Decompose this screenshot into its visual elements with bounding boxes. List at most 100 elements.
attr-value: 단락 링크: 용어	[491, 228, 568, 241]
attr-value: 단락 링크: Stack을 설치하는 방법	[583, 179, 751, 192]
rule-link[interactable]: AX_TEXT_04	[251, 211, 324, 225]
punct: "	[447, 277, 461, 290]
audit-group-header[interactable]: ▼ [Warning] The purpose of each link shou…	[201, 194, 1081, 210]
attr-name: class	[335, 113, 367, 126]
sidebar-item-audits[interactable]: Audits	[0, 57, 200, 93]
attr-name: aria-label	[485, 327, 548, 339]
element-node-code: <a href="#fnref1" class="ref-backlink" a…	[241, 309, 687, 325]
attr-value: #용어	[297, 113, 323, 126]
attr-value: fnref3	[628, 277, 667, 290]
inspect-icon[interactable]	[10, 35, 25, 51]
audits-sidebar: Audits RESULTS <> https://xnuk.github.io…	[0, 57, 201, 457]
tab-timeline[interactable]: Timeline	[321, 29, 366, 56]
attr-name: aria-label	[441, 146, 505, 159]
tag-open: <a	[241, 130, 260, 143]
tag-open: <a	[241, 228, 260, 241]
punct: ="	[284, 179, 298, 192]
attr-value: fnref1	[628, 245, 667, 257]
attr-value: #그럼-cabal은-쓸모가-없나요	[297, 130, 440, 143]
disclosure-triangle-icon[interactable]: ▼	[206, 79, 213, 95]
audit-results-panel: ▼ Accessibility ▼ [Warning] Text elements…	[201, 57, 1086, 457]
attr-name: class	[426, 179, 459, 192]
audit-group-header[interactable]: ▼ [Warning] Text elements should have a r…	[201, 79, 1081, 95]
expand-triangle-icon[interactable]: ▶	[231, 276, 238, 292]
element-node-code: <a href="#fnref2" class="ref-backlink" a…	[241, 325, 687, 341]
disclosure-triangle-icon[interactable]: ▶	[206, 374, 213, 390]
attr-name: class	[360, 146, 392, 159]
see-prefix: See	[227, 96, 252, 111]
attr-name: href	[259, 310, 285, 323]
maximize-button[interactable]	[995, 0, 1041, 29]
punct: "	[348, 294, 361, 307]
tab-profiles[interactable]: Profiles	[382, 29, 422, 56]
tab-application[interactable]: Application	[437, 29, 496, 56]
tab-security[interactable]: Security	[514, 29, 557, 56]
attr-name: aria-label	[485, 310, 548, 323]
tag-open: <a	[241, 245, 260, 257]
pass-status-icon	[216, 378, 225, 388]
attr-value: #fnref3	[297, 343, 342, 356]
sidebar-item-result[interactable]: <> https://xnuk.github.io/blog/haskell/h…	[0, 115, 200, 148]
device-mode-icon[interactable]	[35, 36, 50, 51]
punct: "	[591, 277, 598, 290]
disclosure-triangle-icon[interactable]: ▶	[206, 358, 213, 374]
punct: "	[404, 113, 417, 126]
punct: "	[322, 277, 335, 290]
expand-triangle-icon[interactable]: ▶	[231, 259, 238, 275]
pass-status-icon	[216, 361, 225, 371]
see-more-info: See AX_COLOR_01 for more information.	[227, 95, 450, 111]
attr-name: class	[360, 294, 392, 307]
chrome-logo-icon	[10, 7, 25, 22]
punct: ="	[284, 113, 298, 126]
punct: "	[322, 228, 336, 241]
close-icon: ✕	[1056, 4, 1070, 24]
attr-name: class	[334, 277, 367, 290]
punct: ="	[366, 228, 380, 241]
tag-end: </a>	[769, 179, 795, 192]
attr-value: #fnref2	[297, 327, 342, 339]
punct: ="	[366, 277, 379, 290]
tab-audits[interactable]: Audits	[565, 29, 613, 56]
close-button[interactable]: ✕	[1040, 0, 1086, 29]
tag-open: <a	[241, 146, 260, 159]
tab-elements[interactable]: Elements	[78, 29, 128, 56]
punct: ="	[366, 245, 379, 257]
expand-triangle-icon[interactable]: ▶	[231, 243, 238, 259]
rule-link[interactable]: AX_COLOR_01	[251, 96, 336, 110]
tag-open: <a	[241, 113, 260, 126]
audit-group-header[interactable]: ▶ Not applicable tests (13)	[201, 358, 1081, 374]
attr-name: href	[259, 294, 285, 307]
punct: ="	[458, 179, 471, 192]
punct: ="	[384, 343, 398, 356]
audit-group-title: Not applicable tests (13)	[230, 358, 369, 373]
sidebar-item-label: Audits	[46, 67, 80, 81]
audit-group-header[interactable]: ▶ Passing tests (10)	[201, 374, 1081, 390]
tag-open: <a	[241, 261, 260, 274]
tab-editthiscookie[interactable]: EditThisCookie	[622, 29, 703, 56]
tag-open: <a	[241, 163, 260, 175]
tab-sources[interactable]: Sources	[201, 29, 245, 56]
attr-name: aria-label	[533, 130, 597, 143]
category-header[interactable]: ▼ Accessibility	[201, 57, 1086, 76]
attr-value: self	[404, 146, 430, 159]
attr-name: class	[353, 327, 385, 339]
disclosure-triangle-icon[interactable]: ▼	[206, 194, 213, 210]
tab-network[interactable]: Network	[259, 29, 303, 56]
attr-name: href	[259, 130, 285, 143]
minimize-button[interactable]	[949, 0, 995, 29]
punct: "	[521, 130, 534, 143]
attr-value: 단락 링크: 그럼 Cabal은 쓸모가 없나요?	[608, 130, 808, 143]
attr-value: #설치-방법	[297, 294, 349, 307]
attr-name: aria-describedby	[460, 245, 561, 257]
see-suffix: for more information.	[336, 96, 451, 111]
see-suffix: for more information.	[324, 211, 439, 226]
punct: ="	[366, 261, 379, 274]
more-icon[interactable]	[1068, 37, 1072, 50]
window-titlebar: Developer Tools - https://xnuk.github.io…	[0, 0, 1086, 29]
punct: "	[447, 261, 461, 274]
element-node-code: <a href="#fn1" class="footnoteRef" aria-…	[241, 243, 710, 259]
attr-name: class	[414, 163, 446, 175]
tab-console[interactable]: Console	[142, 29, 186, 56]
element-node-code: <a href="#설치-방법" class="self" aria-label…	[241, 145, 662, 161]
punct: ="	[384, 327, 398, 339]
□ □ □
- _What you will do_
Copy every line of the records above verbatim, without changing anything.

- _Solution_
Decompose this screenshot into its visual elements with bounding boxes. List at most 100 elements.
attr-value: 단락 링크: 용어	[491, 228, 568, 241]
attr-value: 단락 링크: Stack을 설치하는 방법	[583, 179, 751, 192]
rule-link[interactable]: AX_TEXT_04	[251, 211, 324, 225]
punct: "	[447, 277, 461, 290]
audit-group-header[interactable]: ▼ [Warning] The purpose of each link shou…	[201, 194, 1081, 210]
attr-name: class	[335, 113, 367, 126]
sidebar-item-audits[interactable]: Audits	[0, 57, 200, 93]
attr-name: aria-label	[485, 327, 548, 339]
element-node-code: <a href="#fnref1" class="ref-backlink" a…	[241, 309, 687, 325]
attr-value: #용어	[297, 113, 323, 126]
attr-value: fnref3	[628, 277, 667, 290]
inspect-icon[interactable]	[10, 35, 25, 51]
audits-sidebar: Audits RESULTS <> https://xnuk.github.io…	[0, 57, 201, 457]
tab-timeline[interactable]: Timeline	[321, 29, 366, 56]
attr-name: aria-label	[441, 146, 505, 159]
tag-open: <a	[241, 130, 260, 143]
tag-open: <a	[241, 228, 260, 241]
punct: ="	[284, 179, 298, 192]
attr-value: fnref1	[628, 245, 667, 257]
attr-value: #그럼-cabal은-쓸모가-없나요	[297, 130, 440, 143]
disclosure-triangle-icon[interactable]: ▼	[206, 79, 213, 95]
audit-results-panel: ▼ Accessibility ▼ [Warning] Text elements…	[201, 57, 1086, 457]
attr-name: class	[426, 179, 459, 192]
audit-group-header[interactable]: ▼ [Warning] Text elements should have a r…	[201, 79, 1081, 95]
expand-triangle-icon[interactable]: ▶	[231, 276, 238, 292]
element-node-code: <a href="#fnref2" class="ref-backlink" a…	[241, 325, 687, 341]
disclosure-triangle-icon[interactable]: ▶	[206, 374, 213, 390]
attr-name: class	[360, 146, 392, 159]
see-prefix: See	[227, 96, 252, 111]
attr-name: href	[259, 310, 285, 323]
maximize-button[interactable]	[995, 0, 1041, 29]
punct: "	[348, 294, 361, 307]
tab-profiles[interactable]: Profiles	[382, 29, 422, 56]
tab-application[interactable]: Application	[437, 29, 496, 56]
tab-security[interactable]: Security	[514, 29, 557, 56]
attr-name: aria-label	[485, 310, 548, 323]
tag-open: <a	[241, 245, 260, 257]
pass-status-icon	[216, 378, 225, 388]
attr-value: #fnref3	[297, 343, 342, 356]
sidebar-item-result[interactable]: <> https://xnuk.github.io/blog/haskell/h…	[0, 115, 200, 148]
device-mode-icon[interactable]	[35, 36, 50, 51]
punct: "	[591, 277, 598, 290]
disclosure-triangle-icon[interactable]: ▶	[206, 358, 213, 374]
punct: "	[404, 113, 417, 126]
punct: "	[322, 277, 335, 290]
expand-triangle-icon[interactable]: ▶	[231, 259, 238, 275]
pass-status-icon	[216, 361, 225, 371]
see-more-info: See AX_COLOR_01 for more information.	[227, 95, 450, 111]
attr-name: class	[360, 294, 392, 307]
chrome-logo-icon	[10, 7, 25, 22]
punct: ="	[284, 113, 298, 126]
punct: "	[322, 228, 336, 241]
close-icon: ✕	[1056, 4, 1070, 24]
attr-name: class	[334, 277, 367, 290]
punct: ="	[366, 228, 380, 241]
tag-end: </a>	[769, 179, 795, 192]
attr-value: #fnref2	[297, 327, 342, 339]
punct: ="	[366, 277, 379, 290]
tab-audits[interactable]: Audits	[565, 29, 613, 56]
close-button[interactable]: ✕	[1040, 0, 1086, 29]
tag-open: <a	[241, 146, 260, 159]
tab-elements[interactable]: Elements	[78, 29, 128, 56]
punct: ="	[366, 245, 379, 257]
expand-triangle-icon[interactable]: ▶	[231, 243, 238, 259]
rule-link[interactable]: AX_COLOR_01	[251, 96, 336, 110]
tag-open: <a	[241, 113, 260, 126]
audit-group-header[interactable]: ▶ Not applicable tests (13)	[201, 358, 1081, 374]
attr-name: href	[259, 294, 285, 307]
punct: ="	[458, 179, 471, 192]
punct: ="	[384, 343, 398, 356]
audit-group-title: Not applicable tests (13)	[230, 358, 369, 373]
sidebar-item-label: Audits	[46, 67, 80, 81]
audit-group-header[interactable]: ▶ Passing tests (10)	[201, 374, 1081, 390]
tag-open: <a	[241, 261, 260, 274]
tab-editthiscookie[interactable]: EditThisCookie	[622, 29, 703, 56]
tag-open: <a	[241, 163, 260, 175]
tab-sources[interactable]: Sources	[201, 29, 245, 56]
attr-name: aria-label	[533, 130, 597, 143]
category-header[interactable]: ▼ Accessibility	[201, 57, 1086, 76]
attr-value: self	[404, 146, 430, 159]
attr-name: class	[353, 327, 385, 339]
disclosure-triangle-icon[interactable]: ▼	[206, 194, 213, 210]
tab-network[interactable]: Network	[259, 29, 303, 56]
attr-name: href	[259, 130, 285, 143]
minimize-button[interactable]	[949, 0, 995, 29]
punct: "	[521, 130, 534, 143]
attr-value: 단락 링크: 그럼 Cabal은 쓸모가 없나요?	[608, 130, 808, 143]
attr-value: #설치-방법	[297, 294, 349, 307]
attr-name: aria-describedby	[460, 245, 561, 257]
see-suffix: for more information.	[336, 96, 451, 111]
see-suffix: for more information.	[324, 211, 439, 226]
punct: ="	[366, 261, 379, 274]
more-icon[interactable]	[1068, 37, 1072, 50]
window-titlebar: Developer Tools - https://xnuk.github.io…	[0, 0, 1086, 29]
punct: "	[447, 261, 461, 274]
element-node-code: <a href="#fn1" class="footnoteRef" aria-…	[241, 243, 710, 259]
attr-name: class	[414, 163, 446, 175]
tab-console[interactable]: Console	[142, 29, 186, 56]
element-node-code: <a href="#설치-방법" class="self" aria-label…	[241, 145, 662, 161]
punct: ="	[384, 327, 398, 339]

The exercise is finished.